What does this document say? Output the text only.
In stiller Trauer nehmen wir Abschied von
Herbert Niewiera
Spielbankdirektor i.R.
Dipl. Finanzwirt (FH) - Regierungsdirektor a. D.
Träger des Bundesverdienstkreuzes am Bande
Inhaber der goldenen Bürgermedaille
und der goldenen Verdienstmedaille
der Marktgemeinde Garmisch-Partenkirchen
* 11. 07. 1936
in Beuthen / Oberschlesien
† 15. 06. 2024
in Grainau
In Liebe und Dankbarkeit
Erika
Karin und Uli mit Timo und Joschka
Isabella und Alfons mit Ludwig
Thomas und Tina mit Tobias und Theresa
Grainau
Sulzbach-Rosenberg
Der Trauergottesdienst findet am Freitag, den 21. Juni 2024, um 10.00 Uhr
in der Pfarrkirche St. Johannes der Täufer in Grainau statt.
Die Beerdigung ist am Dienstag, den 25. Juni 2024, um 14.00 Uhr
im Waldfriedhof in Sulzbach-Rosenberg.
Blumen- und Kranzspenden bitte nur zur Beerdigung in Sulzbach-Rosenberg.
§ §
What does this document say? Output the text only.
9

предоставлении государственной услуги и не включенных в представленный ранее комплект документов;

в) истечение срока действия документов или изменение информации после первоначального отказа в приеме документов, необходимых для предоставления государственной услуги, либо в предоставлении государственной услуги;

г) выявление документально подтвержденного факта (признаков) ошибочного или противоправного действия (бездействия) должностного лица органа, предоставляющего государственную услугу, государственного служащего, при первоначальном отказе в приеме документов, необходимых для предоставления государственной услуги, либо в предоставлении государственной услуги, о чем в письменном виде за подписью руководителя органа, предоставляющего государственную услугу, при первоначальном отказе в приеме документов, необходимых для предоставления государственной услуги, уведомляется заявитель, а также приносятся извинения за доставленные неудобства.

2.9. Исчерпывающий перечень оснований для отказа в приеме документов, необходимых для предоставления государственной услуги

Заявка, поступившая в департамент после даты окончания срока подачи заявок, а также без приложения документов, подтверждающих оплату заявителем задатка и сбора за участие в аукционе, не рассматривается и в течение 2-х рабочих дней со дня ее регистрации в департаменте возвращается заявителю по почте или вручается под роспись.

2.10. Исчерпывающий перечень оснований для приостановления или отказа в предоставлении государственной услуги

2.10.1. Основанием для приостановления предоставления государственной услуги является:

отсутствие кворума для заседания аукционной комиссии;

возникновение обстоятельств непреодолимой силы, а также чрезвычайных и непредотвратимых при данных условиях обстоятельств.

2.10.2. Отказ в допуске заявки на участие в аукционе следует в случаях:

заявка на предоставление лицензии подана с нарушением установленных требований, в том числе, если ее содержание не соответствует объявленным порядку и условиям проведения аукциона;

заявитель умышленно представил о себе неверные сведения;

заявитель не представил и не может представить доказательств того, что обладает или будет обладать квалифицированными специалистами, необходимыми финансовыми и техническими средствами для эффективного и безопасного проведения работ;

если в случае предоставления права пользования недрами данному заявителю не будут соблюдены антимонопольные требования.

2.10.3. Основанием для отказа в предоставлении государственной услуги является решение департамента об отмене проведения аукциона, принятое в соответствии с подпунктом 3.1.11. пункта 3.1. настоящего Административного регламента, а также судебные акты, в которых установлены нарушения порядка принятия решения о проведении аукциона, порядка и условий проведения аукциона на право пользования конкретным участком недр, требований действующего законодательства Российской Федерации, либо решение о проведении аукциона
§ §
**WHAT THE TASK ASKS:** Select from the material above each line in which the string "проведения" appears, and list those lines.

**FINAL RESULT:**
заявка на предоставление лицензии подана с нарушением установленных требований, в том числе, если ее содержание не соответствует объявленным порядку и условиям проведения аукциона;
заявитель не представил и не может представить доказательств того, что обладает или будет обладать квалифицированными специалистами, необходимыми финансовыми и техническими средствами для эффективного и безопасного проведения работ;
2.10.3. Основанием для отказа в предоставлении государственной услуги является решение департамента об отмене проведения аукциона, принятое в соответствии с подпунктом 3.1.11. пункта 3.1. настоящего Административного регламента, а также судебные акты, в которых установлены нарушения порядка принятия решения о проведении аукциона, порядка и условий проведения аукциона на право пользования конкретным участком недр, требований действующего законодательства Российской Федерации, либо решение о проведении аукциона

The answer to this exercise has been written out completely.